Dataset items
## BEGIN
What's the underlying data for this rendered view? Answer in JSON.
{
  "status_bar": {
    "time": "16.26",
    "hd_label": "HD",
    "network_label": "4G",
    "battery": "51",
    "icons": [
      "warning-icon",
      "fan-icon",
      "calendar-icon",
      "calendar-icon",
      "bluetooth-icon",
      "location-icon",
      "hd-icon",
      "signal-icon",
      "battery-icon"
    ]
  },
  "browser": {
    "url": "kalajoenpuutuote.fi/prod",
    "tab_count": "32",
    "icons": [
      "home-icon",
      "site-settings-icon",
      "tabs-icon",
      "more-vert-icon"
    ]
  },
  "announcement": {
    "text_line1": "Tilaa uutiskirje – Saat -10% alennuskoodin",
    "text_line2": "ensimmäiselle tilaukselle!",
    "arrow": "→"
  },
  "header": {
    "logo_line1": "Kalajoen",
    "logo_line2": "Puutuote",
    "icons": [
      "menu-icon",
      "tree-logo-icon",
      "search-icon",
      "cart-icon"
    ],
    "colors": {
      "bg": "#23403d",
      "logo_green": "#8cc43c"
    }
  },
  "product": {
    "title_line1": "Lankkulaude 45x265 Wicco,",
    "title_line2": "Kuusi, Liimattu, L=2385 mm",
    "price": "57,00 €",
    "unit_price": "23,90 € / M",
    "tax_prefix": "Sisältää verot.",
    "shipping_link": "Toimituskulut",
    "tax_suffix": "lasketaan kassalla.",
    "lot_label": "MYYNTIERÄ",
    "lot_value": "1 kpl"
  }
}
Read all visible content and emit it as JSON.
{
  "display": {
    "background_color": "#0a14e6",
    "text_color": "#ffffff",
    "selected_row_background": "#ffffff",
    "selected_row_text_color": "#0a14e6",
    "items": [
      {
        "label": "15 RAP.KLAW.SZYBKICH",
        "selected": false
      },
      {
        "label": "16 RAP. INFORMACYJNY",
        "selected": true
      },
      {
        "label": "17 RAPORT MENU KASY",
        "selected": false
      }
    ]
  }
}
## END
* **GOAL**
Using the data above, print every record exactly as shown.

* **THE COMPLETED TASK**
What's the underlying data for this rendered view? Answer in JSON.
{
  "status_bar": {
    "time": "16.26",
    "hd_label": "HD",
    "network_label": "4G",
    "battery": "51",
    "icons": [
      "warning-icon",
      "fan-icon",
      "calendar-icon",
      "calendar-icon",
      "bluetooth-icon",
      "location-icon",
      "hd-icon",
      "signal-icon",
      "battery-icon"
    ]
  },
  "browser": {
    "url": "kalajoenpuutuote.fi/prod",
    "tab_count": "32",
    "icons": [
      "home-icon",
      "site-settings-icon",
      "tabs-icon",
      "more-vert-icon"
    ]
  },
  "announcement": {
    "text_line1": "Tilaa uutiskirje – Saat -10% alennuskoodin",
    "text_line2": "ensimmäiselle tilaukselle!",
    "arrow": "→"
  },
  "header": {
    "logo_line1": "Kalajoen",
    "logo_line2": "Puutuote",
    "icons": [
      "menu-icon",
      "tree-logo-icon",
      "search-icon",
      "cart-icon"
    ],
    "colors": {
      "bg": "#23403d",
      "logo_green": "#8cc43c"
    }
  },
  "product": {
    "title_line1": "Lankkulaude 45x265 Wicco,",
    "title_line2": "Kuusi, Liimattu, L=2385 mm",
    "price": "57,00 €",
    "unit_price": "23,90 € / M",
    "tax_prefix": "Sisältää verot.",
    "shipping_link": "Toimituskulut",
    "tax_suffix": "lasketaan kassalla.",
    "lot_label": "MYYNTIERÄ",
    "lot_value": "1 kpl"
  }
}
Read all visible content and emit it as JSON.
{
  "display": {
    "background_color": "#0a14e6",
    "text_color": "#ffffff",
    "selected_row_background": "#ffffff",
    "selected_row_text_color": "#0a14e6",
    "items": [
      {
        "label": "15 RAP.KLAW.SZYBKICH",
        "selected": false
      },
      {
        "label": "16 RAP. INFORMACYJNY",
        "selected": true
      },
      {
        "label": "17 RAPORT MENU KASY",
        "selected": false
      }
    ]
  }
}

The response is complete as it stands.